* _ENTRIES SUPPLIED_
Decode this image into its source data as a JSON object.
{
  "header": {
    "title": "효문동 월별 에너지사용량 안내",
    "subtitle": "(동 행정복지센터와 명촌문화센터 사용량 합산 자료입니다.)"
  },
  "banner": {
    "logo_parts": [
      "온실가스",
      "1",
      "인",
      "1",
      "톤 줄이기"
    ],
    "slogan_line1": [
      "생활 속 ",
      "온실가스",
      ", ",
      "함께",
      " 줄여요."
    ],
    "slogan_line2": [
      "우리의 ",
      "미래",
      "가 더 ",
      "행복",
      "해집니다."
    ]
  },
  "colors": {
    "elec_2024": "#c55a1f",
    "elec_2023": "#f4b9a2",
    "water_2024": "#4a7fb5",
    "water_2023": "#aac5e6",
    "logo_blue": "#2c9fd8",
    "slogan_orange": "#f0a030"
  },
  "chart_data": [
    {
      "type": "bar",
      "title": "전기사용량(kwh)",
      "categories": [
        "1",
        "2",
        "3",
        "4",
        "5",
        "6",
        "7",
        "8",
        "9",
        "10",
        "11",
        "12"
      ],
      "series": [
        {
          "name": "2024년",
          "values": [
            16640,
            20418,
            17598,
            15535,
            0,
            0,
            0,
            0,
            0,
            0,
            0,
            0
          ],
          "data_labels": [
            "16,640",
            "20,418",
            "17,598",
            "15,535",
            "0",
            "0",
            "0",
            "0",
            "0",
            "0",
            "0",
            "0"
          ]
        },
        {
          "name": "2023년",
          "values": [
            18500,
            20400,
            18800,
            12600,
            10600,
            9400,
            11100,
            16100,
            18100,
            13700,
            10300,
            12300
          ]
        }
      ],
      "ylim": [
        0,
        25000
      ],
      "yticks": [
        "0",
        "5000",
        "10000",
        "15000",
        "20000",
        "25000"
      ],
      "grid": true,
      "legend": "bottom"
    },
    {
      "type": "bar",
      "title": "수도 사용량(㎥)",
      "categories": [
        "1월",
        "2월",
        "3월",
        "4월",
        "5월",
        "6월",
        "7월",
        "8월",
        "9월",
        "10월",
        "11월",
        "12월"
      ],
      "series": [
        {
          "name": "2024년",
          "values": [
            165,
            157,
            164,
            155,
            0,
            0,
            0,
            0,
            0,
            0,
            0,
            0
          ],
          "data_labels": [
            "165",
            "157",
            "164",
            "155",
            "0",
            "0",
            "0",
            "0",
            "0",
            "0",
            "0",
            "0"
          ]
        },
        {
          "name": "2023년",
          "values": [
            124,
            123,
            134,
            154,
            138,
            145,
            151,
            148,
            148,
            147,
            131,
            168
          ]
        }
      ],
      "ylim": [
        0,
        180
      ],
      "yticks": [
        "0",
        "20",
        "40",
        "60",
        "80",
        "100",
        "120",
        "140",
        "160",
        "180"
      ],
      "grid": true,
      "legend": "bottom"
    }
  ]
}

* _OBJECTIVE_
Output all preceding records character for character.

* _TASK RESPONSE_
Decode this image into its source data as a JSON object.
{
  "header": {
    "title": "효문동 월별 에너지사용량 안내",
    "subtitle": "(동 행정복지센터와 명촌문화센터 사용량 합산 자료입니다.)"
  },
  "banner": {
    "logo_parts": [
      "온실가스",
      "1",
      "인",
      "1",
      "톤 줄이기"
    ],
    "slogan_line1": [
      "생활 속 ",
      "온실가스",
      ", ",
      "함께",
      " 줄여요."
    ],
    "slogan_line2": [
      "우리의 ",
      "미래",
      "가 더 ",
      "행복",
      "해집니다."
    ]
  },
  "colors": {
    "elec_2024": "#c55a1f",
    "elec_2023": "#f4b9a2",
    "water_2024": "#4a7fb5",
    "water_2023": "#aac5e6",
    "logo_blue": "#2c9fd8",
    "slogan_orange": "#f0a030"
  },
  "chart_data": [
    {
      "type": "bar",
      "title": "전기사용량(kwh)",
      "categories": [
        "1",
        "2",
        "3",
        "4",
        "5",
        "6",
        "7",
        "8",
        "9",
        "10",
        "11",
        "12"
      ],
      "series": [
        {
          "name": "2024년",
          "values": [
            16640,
            20418,
            17598,
            15535,
            0,
            0,
            0,
            0,
            0,
            0,
            0,
            0
          ],
          "data_labels": [
            "16,640",
            "20,418",
            "17,598",
            "15,535",
            "0",
            "0",
            "0",
            "0",
            "0",
            "0",
            "0",
            "0"
          ]
        },
        {
          "name": "2023년",
          "values": [
            18500,
            20400,
            18800,
            12600,
            10600,
            9400,
            11100,
            16100,
            18100,
            13700,
            10300,
            12300
          ]
        }
      ],
      "ylim": [
        0,
        25000
      ],
      "yticks": [
        "0",
        "5000",
        "10000",
        "15000",
        "20000",
        "25000"
      ],
      "grid": true,
      "legend": "bottom"
    },
    {
      "type": "bar",
      "title": "수도 사용량(㎥)",
      "categories": [
        "1월",
        "2월",
        "3월",
        "4월",
        "5월",
        "6월",
        "7월",
        "8월",
        "9월",
        "10월",
        "11월",
        "12월"
      ],
      "series": [
        {
          "name": "2024년",
          "values": [
            165,
            157,
            164,
            155,
            0,
            0,
            0,
            0,
            0,
            0,
            0,
            0
          ],
          "data_labels": [
            "165",
            "157",
            "164",
            "155",
            "0",
            "0",
            "0",
            "0",
            "0",
            "0",
            "0",
            "0"
          ]
        },
        {
          "name": "2023년",
          "values": [
            124,
            123,
            134,
            154,
            138,
            145,
            151,
            148,
            148,
            147,
            131,
            168
          ]
        }
      ],
      "ylim": [
        0,
        180
      ],
      "yticks": [
        "0",
        "20",
        "40",
        "60",
        "80",
        "100",
        "120",
        "140",
        "160",
        "180"
      ],
      "grid": true,
      "legend": "bottom"
    }
  ]
}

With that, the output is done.